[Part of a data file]
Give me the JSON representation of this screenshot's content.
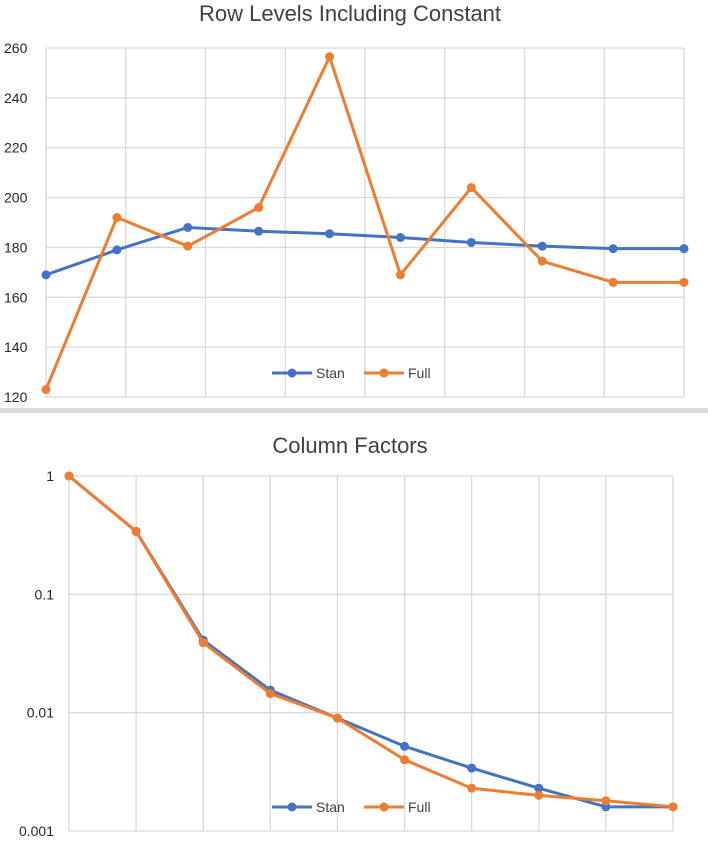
{
  "chart_data": [
    {
      "type": "line",
      "title": "Row Levels Including Constant",
      "xlabel": "",
      "ylabel": "",
      "ylim": [
        120,
        260
      ],
      "yticks": [
        "120",
        "140",
        "160",
        "180",
        "200",
        "220",
        "240",
        "260"
      ],
      "x": [
        1,
        2,
        3,
        4,
        5,
        6,
        7,
        8,
        9,
        10
      ],
      "series": [
        {
          "name": "Stan",
          "color": "#4472C4",
          "values": [
            169,
            179,
            188,
            186.5,
            185.5,
            184,
            182,
            180.5,
            179.5,
            179.5
          ]
        },
        {
          "name": "Full",
          "color": "#ED7D31",
          "values": [
            123,
            192,
            180.5,
            196,
            256.5,
            169,
            204,
            174.5,
            166,
            166
          ]
        }
      ],
      "grid": true,
      "legend": "bottom-center"
    },
    {
      "type": "line",
      "title": "Column Factors",
      "xlabel": "",
      "ylabel": "",
      "yscale": "log",
      "ylim": [
        0.001,
        1
      ],
      "yticks": [
        "0.001",
        "0.01",
        "0.1",
        "1"
      ],
      "x": [
        1,
        2,
        3,
        4,
        5,
        6,
        7,
        8,
        9,
        10
      ],
      "series": [
        {
          "name": "Stan",
          "color": "#4472C4",
          "values": [
            1,
            0.34,
            0.041,
            0.0155,
            0.009,
            0.0052,
            0.0034,
            0.0023,
            0.0016,
            0.0016
          ]
        },
        {
          "name": "Full",
          "color": "#ED7D31",
          "values": [
            1,
            0.34,
            0.039,
            0.0145,
            0.009,
            0.004,
            0.0023,
            0.002,
            0.0018,
            0.0016
          ]
        }
      ],
      "grid": true,
      "legend": "bottom-center"
    }
  ]
}
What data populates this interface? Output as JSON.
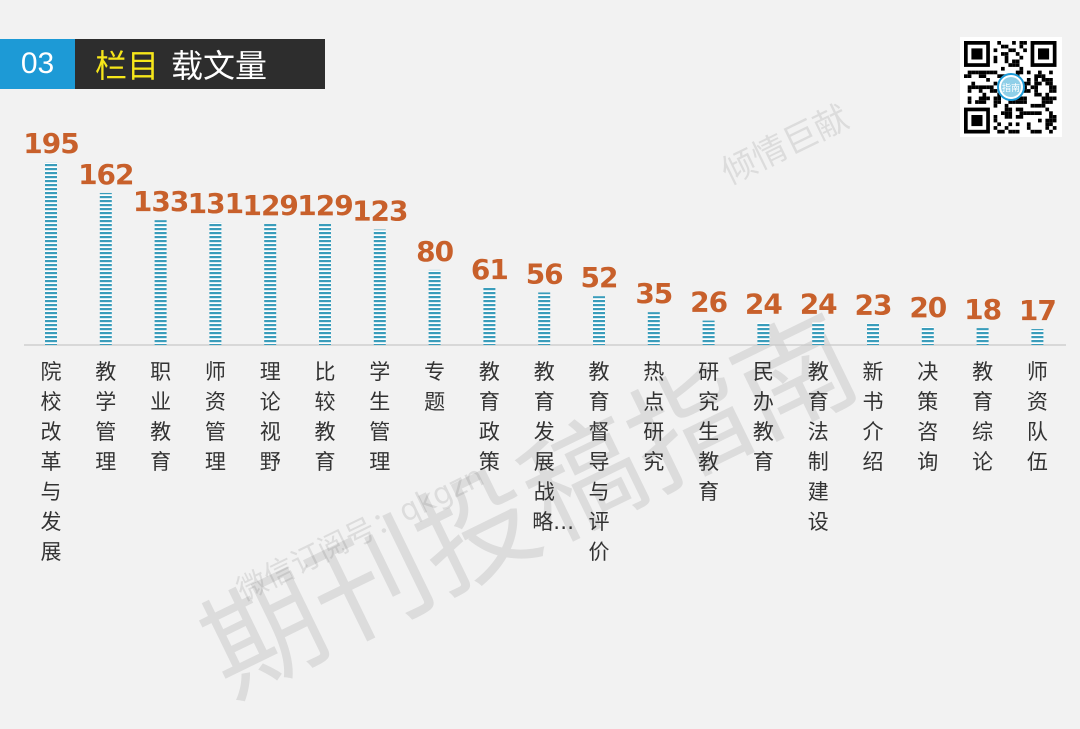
{
  "header": {
    "number": "03",
    "title_highlight": "栏目",
    "title_rest": "载文量"
  },
  "watermarks": {
    "main": "期刊投稿指南",
    "top": "倾情巨献",
    "bottom": "微信订阅号：qkgzn"
  },
  "qr_label": "指南",
  "chart_data": {
    "type": "bar",
    "title": "",
    "xlabel": "",
    "ylabel": "",
    "categories": [
      "院校改革与发展",
      "教学管理",
      "职业教育",
      "师资管理",
      "理论视野",
      "比较教育",
      "学生管理",
      "专题",
      "教育政策",
      "教育发展战略…",
      "教育督导与评价",
      "热点研究",
      "研究生教育",
      "民办教育",
      "教育法制建设",
      "新书介绍",
      "决策咨询",
      "教育综论",
      "师资队伍"
    ],
    "values": [
      195,
      162,
      133,
      131,
      129,
      129,
      123,
      80,
      61,
      56,
      52,
      35,
      26,
      24,
      24,
      23,
      20,
      18,
      17
    ],
    "value_labels": [
      "195",
      "162",
      "133",
      "131",
      "129",
      "129",
      "123",
      "80",
      "61",
      "56",
      "52",
      "35",
      "26",
      "24",
      "24",
      "23",
      "20",
      "18",
      "17"
    ],
    "ylim": [
      0,
      195
    ],
    "grid": false,
    "colors": {
      "bar": "#3a9dbb",
      "value": "#c8602b",
      "header_accent": "#1d9ad6",
      "header_dark": "#2d2d2d",
      "highlight": "#f6e61a"
    }
  }
}
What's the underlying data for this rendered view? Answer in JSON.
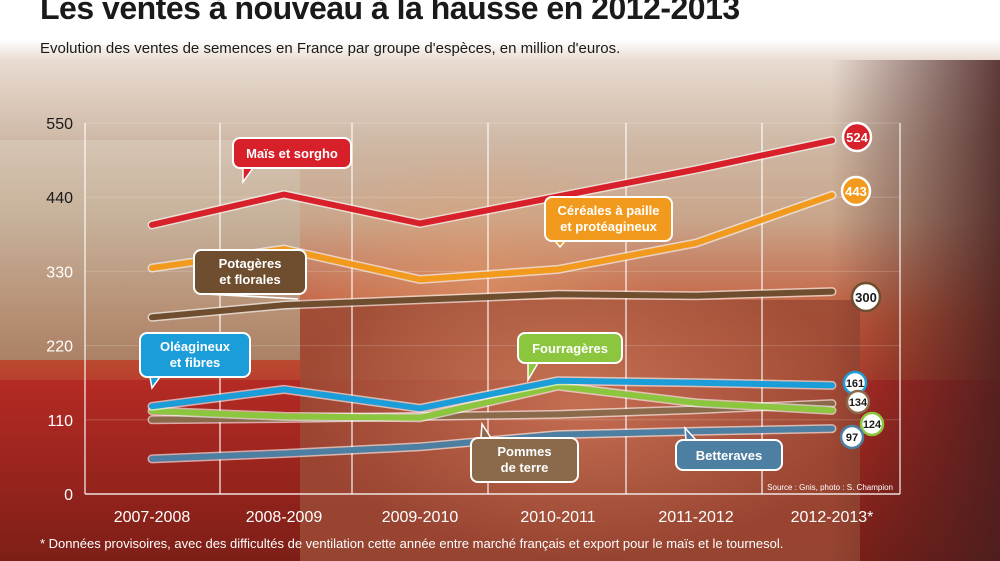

REQUIRED TASK :: Quote all the lines above exactly as given. Do not include the pictures.

TASK ANSWER ::
Give me the JSON representation of this screenshot's content.
{
  "chart_data": [
    {
      "type": "line",
      "title": "Row Levels Including Constant",
      "xlabel": "",
      "ylabel": "",
      "ylim": [
        120,
        260
      ],
      "yticks": [
        "120",
        "140",
        "160",
        "180",
        "200",
        "220",
        "240",
        "260"
      ],
      "x": [
        1,
        2,
        3,
        4,
        5,
        6,
        7,
        8,
        9,
        10
      ],
      "series": [
        {
          "name": "Stan",
          "color": "#4472C4",
          "values": [
            169,
            179,
            188,
            186.5,
            185.5,
            184,
            182,
            180.5,
            179.5,
            179.5
          ]
        },
        {
          "name": "Full",
          "color": "#ED7D31",
          "values": [
            123,
            192,
            180.5,
            196,
            256.5,
            169,
            204,
            174.5,
            166,
            166
          ]
        }
      ],
      "grid": true,
      "legend": "bottom-center"
    },
    {
      "type": "line",
      "title": "Column Factors",
      "xlabel": "",
      "ylabel": "",
      "yscale": "log",
      "ylim": [
        0.001,
        1
      ],
      "yticks": [
        "0.001",
        "0.01",
        "0.1",
        "1"
      ],
      "x": [
        1,
        2,
        3,
        4,
        5,
        6,
        7,
        8,
        9,
        10
      ],
      "series": [
        {
          "name": "Stan",
          "color": "#4472C4",
          "values": [
            1,
            0.34,
            0.041,
            0.0155,
            0.009,
            0.0052,
            0.0034,
            0.0023,
            0.0016,
            0.0016
          ]
        },
        {
          "name": "Full",
          "color": "#ED7D31",
          "values": [
            1,
            0.34,
            0.039,
            0.0145,
            0.009,
            0.004,
            0.0023,
            0.002,
            0.0018,
            0.0016
          ]
        }
      ],
      "grid": true,
      "legend": "bottom-center"
    }
  ]
}
What data populates this interface? Output as JSON.
{
  "header": {
    "number": "03",
    "title_highlight": "栏目",
    "title_rest": "载文量"
  },
  "watermarks": {
    "main": "期刊投稿指南",
    "top": "倾情巨献",
    "bottom": "微信订阅号：qkgzn"
  },
  "qr_label": "指南",
  "chart_data": {
    "type": "bar",
    "title": "",
    "xlabel": "",
    "ylabel": "",
    "categories": [
      "院校改革与发展",
      "教学管理",
      "职业教育",
      "师资管理",
      "理论视野",
      "比较教育",
      "学生管理",
      "专题",
      "教育政策",
      "教育发展战略…",
      "教育督导与评价",
      "热点研究",
      "研究生教育",
      "民办教育",
      "教育法制建设",
      "新书介绍",
      "决策咨询",
      "教育综论",
      "师资队伍"
    ],
    "values": [
      195,
      162,
      133,
      131,
      129,
      129,
      123,
      80,
      61,
      56,
      52,
      35,
      26,
      24,
      24,
      23,
      20,
      18,
      17
    ],
    "value_labels": [
      "195",
      "162",
      "133",
      "131",
      "129",
      "129",
      "123",
      "80",
      "61",
      "56",
      "52",
      "35",
      "26",
      "24",
      "24",
      "23",
      "20",
      "18",
      "17"
    ],
    "ylim": [
      0,
      195
    ],
    "grid": false,
    "colors": {
      "bar": "#3a9dbb",
      "value": "#c8602b",
      "header_accent": "#1d9ad6",
      "header_dark": "#2d2d2d",
      "highlight": "#f6e61a"
    }
  }
}
What's the underlying data for this rendered view? Answer in JSON.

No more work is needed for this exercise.